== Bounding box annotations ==

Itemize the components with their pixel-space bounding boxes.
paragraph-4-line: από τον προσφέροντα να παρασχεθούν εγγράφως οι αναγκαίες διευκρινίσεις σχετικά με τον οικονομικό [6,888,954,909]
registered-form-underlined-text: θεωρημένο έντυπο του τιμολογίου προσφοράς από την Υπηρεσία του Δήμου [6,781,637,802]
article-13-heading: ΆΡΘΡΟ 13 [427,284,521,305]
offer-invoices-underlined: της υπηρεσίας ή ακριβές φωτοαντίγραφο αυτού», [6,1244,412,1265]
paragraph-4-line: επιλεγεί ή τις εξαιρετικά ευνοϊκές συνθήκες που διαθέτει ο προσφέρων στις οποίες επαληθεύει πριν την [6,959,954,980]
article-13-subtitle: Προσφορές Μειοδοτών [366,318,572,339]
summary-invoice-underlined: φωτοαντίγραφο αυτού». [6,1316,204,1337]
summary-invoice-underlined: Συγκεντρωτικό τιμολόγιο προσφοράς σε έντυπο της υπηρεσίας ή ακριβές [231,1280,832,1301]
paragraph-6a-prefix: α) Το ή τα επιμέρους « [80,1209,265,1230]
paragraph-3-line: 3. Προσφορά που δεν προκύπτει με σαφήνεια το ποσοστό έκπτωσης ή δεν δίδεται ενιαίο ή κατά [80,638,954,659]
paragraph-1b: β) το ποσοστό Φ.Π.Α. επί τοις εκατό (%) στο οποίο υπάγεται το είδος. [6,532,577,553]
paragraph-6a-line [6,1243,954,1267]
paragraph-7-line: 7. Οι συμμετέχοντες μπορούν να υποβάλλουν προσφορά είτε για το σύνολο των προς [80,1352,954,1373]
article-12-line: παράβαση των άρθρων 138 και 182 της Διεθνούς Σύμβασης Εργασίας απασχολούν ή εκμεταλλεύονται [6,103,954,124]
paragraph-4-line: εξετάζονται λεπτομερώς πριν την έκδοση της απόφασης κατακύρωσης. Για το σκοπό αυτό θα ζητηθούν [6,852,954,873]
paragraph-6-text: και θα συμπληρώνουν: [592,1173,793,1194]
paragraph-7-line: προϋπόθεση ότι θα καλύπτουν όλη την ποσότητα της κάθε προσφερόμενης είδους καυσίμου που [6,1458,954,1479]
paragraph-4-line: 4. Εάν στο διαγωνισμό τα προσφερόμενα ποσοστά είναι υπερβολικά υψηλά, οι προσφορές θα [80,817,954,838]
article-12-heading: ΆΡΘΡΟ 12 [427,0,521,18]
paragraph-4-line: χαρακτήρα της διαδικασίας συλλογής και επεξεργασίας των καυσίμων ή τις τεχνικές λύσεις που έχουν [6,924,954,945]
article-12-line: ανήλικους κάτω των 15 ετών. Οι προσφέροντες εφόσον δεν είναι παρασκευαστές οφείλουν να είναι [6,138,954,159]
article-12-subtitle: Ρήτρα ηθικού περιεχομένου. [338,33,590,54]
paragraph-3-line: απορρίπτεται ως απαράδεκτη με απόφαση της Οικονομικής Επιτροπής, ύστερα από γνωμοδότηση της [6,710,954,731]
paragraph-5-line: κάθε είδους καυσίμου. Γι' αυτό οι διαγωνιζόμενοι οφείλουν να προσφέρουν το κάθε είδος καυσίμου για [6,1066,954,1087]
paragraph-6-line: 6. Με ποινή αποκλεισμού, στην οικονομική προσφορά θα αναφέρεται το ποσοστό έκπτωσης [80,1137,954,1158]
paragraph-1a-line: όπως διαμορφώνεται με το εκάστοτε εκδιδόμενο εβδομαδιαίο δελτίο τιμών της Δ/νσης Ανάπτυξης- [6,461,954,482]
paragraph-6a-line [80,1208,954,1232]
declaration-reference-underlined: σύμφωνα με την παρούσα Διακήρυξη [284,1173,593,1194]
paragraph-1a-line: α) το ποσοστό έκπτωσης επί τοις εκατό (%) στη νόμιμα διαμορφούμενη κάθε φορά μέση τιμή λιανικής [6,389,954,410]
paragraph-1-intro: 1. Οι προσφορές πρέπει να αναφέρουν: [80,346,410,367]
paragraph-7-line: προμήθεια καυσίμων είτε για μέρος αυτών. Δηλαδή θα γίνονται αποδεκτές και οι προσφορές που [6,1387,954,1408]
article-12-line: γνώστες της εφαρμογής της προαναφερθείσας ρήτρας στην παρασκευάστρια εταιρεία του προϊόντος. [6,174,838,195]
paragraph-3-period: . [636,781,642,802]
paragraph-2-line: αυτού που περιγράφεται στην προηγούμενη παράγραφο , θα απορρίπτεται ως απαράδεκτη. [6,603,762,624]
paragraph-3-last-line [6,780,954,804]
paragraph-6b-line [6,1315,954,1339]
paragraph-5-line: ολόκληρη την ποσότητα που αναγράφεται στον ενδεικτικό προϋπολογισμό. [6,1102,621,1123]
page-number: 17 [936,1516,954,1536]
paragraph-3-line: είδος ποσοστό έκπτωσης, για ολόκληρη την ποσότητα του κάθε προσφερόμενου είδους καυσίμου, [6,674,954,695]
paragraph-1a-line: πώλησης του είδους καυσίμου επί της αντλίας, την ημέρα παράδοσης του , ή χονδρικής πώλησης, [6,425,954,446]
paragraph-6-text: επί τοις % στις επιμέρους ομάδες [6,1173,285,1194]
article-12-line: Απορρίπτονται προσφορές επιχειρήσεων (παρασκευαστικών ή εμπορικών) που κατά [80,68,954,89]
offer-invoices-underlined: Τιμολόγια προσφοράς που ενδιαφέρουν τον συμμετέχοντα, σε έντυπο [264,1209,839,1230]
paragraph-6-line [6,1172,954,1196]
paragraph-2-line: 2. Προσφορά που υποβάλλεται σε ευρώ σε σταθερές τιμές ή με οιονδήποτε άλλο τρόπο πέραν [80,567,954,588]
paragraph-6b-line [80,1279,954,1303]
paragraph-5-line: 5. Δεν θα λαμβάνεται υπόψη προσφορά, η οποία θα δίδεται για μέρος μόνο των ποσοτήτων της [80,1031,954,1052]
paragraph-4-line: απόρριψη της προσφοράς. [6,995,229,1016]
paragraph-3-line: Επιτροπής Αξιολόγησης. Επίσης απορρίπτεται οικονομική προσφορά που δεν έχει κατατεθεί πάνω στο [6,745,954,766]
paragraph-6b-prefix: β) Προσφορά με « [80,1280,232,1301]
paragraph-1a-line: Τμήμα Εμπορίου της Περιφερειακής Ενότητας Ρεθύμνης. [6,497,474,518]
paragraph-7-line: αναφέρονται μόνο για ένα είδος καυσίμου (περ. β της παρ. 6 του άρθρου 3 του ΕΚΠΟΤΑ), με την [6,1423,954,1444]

== Exercise aim ==
Locate each line of the data above that contains the string "ποσότητα", and copy those lines out. Matching is case-sensitive.

== Completed task ==
paragraph-7-line: προϋπόθεση ότι θα καλύπτουν όλη την ποσότητα της κάθε προσφερόμενης είδους καυσίμου που [6,1458,954,1479]
paragraph-5-line: ολόκληρη την ποσότητα που αναγράφεται στον ενδεικτικό προϋπολογισμό. [6,1102,621,1123]
paragraph-3-line: είδος ποσοστό έκπτωσης, για ολόκληρη την ποσότητα του κάθε προσφερόμενου είδους καυσίμου, [6,674,954,695]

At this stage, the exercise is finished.